Task brief: Restate the records below word for word.

Stored entries
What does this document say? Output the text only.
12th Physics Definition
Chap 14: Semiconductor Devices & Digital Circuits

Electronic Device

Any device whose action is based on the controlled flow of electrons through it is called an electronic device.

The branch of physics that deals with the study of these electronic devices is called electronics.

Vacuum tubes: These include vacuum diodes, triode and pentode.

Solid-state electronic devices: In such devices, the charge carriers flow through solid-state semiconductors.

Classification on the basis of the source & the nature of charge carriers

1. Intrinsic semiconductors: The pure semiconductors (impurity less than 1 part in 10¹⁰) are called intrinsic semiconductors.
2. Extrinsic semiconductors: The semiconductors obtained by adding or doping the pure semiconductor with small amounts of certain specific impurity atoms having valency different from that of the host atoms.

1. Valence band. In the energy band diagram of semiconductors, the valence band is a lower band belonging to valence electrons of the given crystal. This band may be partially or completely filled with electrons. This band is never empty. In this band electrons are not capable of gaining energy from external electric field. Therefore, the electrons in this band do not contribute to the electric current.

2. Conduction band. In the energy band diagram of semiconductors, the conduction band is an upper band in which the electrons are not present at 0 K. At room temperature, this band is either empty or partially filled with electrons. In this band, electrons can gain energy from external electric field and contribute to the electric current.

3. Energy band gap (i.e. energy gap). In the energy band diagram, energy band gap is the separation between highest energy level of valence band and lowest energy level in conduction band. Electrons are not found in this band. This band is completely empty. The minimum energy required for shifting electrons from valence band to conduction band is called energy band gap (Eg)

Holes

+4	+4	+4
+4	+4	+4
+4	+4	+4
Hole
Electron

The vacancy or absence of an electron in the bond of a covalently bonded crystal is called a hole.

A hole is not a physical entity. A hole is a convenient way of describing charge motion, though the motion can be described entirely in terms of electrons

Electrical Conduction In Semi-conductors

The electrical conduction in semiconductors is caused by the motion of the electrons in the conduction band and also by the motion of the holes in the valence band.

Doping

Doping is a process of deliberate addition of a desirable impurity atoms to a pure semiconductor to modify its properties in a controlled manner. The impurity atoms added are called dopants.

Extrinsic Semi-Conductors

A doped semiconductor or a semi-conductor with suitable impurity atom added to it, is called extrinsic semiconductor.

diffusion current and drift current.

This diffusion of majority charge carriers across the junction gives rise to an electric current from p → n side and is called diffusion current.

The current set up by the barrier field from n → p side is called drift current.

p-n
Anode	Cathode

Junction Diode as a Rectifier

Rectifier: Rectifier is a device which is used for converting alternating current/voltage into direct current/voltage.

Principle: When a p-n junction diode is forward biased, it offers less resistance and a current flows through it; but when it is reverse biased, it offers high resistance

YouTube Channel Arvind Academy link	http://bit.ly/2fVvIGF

Exercise solution:
What does this document say? Output the text only.
12th Physics Definition
Chap 14: Semiconductor Devices & Digital Circuits

Electronic Device

Any device whose action is based on the controlled flow of electrons through it is called an electronic device.

The branch of physics that deals with the study of these electronic devices is called electronics.

Vacuum tubes: These include vacuum diodes, triode and pentode.

Solid-state electronic devices: In such devices, the charge carriers flow through solid-state semiconductors.

Classification on the basis of the source & the nature of charge carriers

1. Intrinsic semiconductors: The pure semiconductors (impurity less than 1 part in 10¹⁰) are called intrinsic semiconductors.
2. Extrinsic semiconductors: The semiconductors obtained by adding or doping the pure semiconductor with small amounts of certain specific impurity atoms having valency different from that of the host atoms.

1. Valence band. In the energy band diagram of semiconductors, the valence band is a lower band belonging to valence electrons of the given crystal. This band may be partially or completely filled with electrons. This band is never empty. In this band electrons are not capable of gaining energy from external electric field. Therefore, the electrons in this band do not contribute to the electric current.

2. Conduction band. In the energy band diagram of semiconductors, the conduction band is an upper band in which the electrons are not present at 0 K. At room temperature, this band is either empty or partially filled with electrons. In this band, electrons can gain energy from external electric field and contribute to the electric current.

3. Energy band gap (i.e. energy gap). In the energy band diagram, energy band gap is the separation between highest energy level of valence band and lowest energy level in conduction band. Electrons are not found in this band. This band is completely empty. The minimum energy required for shifting electrons from valence band to conduction band is called energy band gap (Eg)

Holes

+4	+4	+4
+4	+4	+4
+4	+4	+4
Hole
Electron

The vacancy or absence of an electron in the bond of a covalently bonded crystal is called a hole.

A hole is not a physical entity. A hole is a convenient way of describing charge motion, though the motion can be described entirely in terms of electrons

Electrical Conduction In Semi-conductors

The electrical conduction in semiconductors is caused by the motion of the electrons in the conduction band and also by the motion of the holes in the valence band.

Doping

Doping is a process of deliberate addition of a desirable impurity atoms to a pure semiconductor to modify its properties in a controlled manner. The impurity atoms added are called dopants.

Extrinsic Semi-Conductors

A doped semiconductor or a semi-conductor with suitable impurity atom added to it, is called extrinsic semiconductor.

diffusion current and drift current.

This diffusion of majority charge carriers across the junction gives rise to an electric current from p → n side and is called diffusion current.

The current set up by the barrier field from n → p side is called drift current.

p-n
Anode	Cathode

Junction Diode as a Rectifier

Rectifier: Rectifier is a device which is used for converting alternating current/voltage into direct current/voltage.

Principle: When a p-n junction diode is forward biased, it offers less resistance and a current flows through it; but when it is reverse biased, it offers high resistance

YouTube Channel Arvind Academy link	http://bit.ly/2fVvIGF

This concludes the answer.